* BEGIN Stored records *
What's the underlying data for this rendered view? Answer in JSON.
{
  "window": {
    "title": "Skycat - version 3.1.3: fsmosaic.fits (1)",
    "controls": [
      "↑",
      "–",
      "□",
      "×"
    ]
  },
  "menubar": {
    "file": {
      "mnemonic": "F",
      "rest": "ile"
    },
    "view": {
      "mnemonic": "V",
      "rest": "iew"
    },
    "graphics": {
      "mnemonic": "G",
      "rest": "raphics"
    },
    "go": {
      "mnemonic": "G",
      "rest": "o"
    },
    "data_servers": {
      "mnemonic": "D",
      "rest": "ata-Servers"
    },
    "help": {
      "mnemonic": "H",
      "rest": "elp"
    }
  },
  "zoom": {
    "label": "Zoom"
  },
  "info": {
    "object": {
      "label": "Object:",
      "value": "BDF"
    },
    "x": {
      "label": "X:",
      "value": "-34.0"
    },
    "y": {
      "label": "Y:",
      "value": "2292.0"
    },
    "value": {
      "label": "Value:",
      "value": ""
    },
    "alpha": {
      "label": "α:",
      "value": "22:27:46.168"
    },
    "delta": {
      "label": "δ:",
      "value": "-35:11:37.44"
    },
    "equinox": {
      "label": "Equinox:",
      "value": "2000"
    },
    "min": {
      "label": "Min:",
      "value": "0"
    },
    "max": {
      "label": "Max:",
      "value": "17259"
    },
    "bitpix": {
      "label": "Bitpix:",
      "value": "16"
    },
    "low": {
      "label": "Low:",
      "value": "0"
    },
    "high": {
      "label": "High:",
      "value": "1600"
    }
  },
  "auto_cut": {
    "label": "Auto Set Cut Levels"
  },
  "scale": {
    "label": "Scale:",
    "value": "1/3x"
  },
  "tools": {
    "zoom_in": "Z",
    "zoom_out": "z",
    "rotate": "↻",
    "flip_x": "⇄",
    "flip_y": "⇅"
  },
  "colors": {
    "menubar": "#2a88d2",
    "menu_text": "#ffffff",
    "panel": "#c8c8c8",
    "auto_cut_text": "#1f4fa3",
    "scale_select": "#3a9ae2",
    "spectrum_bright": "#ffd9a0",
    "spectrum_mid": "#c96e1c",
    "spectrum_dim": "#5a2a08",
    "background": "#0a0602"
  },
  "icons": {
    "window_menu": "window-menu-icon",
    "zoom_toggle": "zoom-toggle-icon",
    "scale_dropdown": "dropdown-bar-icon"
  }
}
* END Stored records *
Given exercise: Review the material and copy each line in which the word "window" appears.

Solution:
  "window": {
    "window_menu": "window-menu-icon",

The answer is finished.